Figure collection entries:

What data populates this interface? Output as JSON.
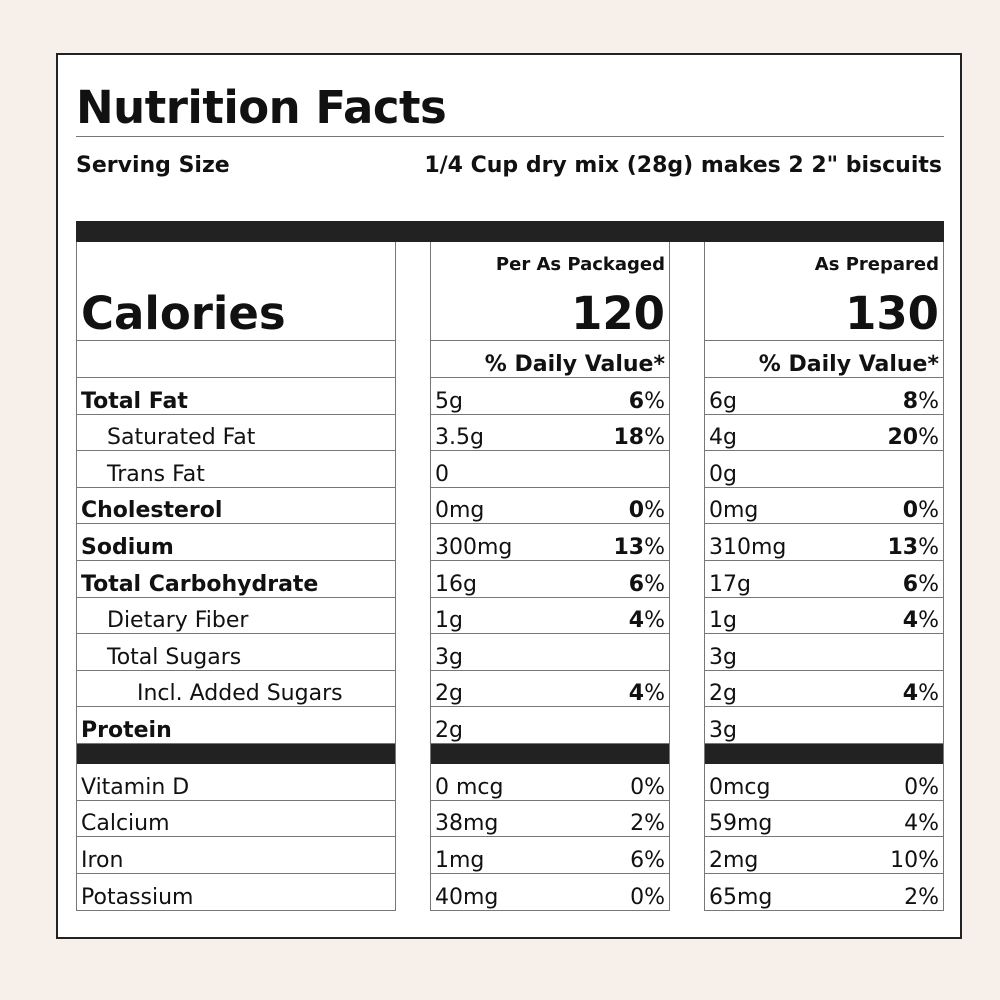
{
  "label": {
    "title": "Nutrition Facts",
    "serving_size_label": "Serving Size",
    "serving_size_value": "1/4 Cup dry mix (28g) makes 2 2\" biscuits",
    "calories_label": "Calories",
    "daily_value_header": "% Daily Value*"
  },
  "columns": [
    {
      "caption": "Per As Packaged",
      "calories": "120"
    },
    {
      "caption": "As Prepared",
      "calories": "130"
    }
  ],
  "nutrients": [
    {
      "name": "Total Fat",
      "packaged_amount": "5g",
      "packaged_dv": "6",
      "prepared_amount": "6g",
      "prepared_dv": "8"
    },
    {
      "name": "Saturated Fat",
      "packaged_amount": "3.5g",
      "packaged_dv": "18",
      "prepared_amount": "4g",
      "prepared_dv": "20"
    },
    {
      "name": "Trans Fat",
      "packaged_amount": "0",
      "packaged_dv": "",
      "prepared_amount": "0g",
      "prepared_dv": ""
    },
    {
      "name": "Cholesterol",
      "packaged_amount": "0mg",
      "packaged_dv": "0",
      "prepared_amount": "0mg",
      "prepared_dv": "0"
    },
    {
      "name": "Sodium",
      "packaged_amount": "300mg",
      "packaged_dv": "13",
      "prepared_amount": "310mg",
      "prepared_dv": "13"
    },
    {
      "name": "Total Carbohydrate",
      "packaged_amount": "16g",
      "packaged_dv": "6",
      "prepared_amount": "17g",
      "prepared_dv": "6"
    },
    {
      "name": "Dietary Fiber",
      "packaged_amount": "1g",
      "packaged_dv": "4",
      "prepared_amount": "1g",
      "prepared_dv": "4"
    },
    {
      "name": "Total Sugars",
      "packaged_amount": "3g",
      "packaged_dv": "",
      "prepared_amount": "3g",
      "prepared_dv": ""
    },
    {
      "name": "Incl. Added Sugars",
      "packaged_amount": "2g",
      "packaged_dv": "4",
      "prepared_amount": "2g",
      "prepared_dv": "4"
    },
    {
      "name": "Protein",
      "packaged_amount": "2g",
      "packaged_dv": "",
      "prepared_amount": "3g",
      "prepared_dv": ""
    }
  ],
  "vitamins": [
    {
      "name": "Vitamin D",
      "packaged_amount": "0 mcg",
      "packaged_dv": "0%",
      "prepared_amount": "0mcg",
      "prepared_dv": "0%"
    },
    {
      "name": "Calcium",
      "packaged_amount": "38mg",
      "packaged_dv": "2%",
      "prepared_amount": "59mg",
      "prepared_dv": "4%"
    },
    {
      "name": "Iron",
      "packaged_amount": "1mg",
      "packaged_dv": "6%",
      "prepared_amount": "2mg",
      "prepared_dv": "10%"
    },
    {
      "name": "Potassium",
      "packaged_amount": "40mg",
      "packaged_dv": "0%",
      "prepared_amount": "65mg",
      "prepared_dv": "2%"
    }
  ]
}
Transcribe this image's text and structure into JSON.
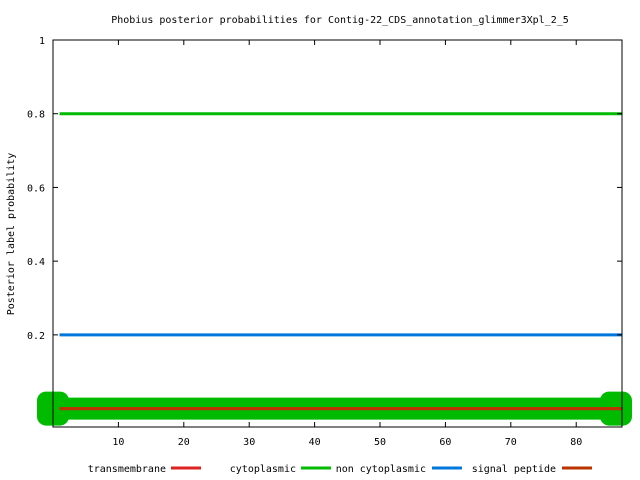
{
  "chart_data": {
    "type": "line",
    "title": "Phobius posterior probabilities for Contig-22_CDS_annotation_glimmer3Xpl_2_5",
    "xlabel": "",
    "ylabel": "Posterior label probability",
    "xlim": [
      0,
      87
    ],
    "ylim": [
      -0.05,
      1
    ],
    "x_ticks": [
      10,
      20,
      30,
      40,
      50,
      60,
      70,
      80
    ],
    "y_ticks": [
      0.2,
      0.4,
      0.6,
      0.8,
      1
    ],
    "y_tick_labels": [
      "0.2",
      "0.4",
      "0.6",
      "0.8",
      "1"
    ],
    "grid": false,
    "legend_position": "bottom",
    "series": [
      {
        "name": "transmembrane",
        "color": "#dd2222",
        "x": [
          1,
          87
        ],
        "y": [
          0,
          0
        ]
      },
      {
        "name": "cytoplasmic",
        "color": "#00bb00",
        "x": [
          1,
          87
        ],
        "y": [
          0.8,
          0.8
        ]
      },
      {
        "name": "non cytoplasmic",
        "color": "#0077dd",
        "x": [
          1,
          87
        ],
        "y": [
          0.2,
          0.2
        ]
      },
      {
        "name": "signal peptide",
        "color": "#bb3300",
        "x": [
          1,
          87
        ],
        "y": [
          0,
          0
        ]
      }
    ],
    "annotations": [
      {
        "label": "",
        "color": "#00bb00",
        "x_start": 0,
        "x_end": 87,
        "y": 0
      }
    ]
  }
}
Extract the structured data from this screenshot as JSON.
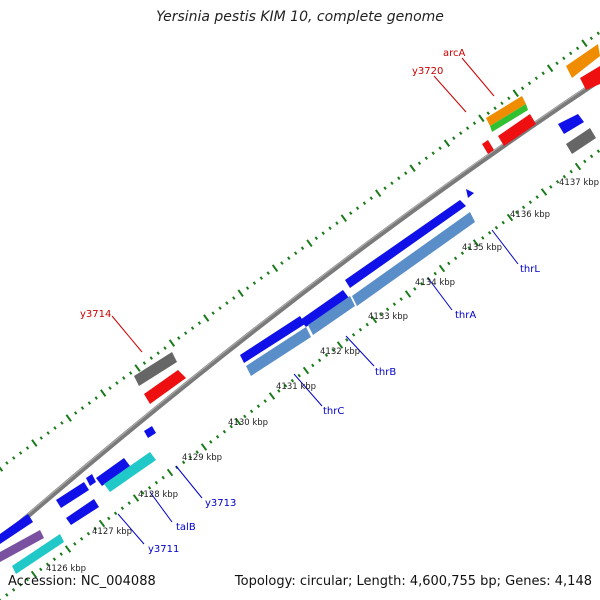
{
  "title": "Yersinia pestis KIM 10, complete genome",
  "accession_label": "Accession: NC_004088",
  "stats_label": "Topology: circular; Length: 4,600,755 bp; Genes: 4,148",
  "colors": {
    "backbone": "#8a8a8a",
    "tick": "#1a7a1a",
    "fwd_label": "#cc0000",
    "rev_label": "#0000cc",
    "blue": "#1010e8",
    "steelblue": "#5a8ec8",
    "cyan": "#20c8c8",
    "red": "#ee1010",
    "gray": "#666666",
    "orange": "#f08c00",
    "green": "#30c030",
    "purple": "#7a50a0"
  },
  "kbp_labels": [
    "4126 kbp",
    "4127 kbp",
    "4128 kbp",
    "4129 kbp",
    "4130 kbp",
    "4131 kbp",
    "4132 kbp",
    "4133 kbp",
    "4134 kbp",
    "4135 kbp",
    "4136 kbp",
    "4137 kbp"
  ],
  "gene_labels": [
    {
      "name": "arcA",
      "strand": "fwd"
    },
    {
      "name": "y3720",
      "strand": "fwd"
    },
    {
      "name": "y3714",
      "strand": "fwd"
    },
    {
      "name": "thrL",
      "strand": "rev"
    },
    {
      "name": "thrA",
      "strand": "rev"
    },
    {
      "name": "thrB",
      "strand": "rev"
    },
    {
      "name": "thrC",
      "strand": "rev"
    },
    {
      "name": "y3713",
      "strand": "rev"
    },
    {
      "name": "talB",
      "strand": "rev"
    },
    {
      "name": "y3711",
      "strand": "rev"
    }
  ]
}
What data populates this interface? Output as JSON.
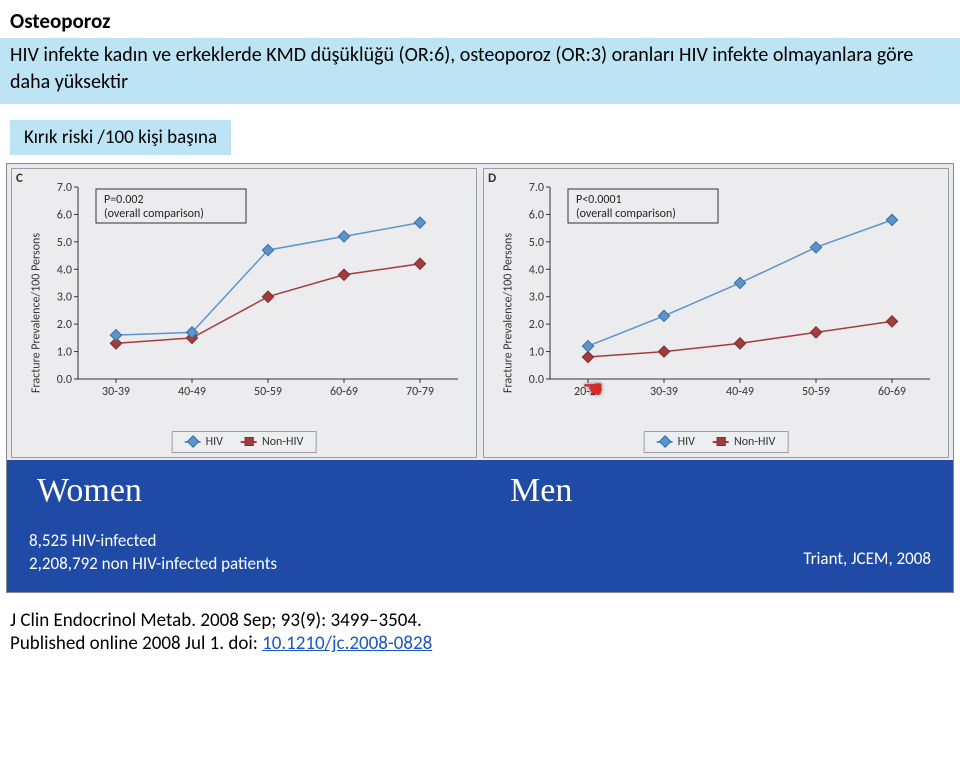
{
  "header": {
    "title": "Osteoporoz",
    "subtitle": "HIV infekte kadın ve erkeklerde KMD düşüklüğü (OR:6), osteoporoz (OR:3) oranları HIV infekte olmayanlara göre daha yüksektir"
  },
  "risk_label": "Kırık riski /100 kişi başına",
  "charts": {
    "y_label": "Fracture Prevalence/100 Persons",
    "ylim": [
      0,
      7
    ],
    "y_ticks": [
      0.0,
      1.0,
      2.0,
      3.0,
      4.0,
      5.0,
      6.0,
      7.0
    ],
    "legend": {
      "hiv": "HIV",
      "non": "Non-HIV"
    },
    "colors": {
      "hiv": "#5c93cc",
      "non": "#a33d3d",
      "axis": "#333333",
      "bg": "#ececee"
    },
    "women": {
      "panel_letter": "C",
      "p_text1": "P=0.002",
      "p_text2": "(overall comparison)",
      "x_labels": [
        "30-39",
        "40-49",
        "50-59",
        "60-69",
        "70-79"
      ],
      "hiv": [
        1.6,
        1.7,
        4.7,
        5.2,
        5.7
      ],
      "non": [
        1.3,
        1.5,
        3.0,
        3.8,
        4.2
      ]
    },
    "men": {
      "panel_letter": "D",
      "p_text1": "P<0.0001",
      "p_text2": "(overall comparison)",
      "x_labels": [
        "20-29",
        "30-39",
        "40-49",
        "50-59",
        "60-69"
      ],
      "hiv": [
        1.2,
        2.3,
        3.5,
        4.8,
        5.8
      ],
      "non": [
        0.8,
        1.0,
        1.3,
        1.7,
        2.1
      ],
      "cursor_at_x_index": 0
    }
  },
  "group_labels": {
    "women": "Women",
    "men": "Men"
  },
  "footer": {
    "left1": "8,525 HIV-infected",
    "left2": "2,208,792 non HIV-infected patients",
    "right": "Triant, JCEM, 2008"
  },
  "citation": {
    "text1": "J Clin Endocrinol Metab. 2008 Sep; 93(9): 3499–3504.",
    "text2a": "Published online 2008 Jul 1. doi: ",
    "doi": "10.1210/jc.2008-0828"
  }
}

__WHAT IS EXPECTED__
As you read the records above, find each line that contains "infected" and copy it.

__RESPONSE BOX__
    "left1": "8,525 HIV-infected",
    "left2": "2,208,792 non HIV-infected patients",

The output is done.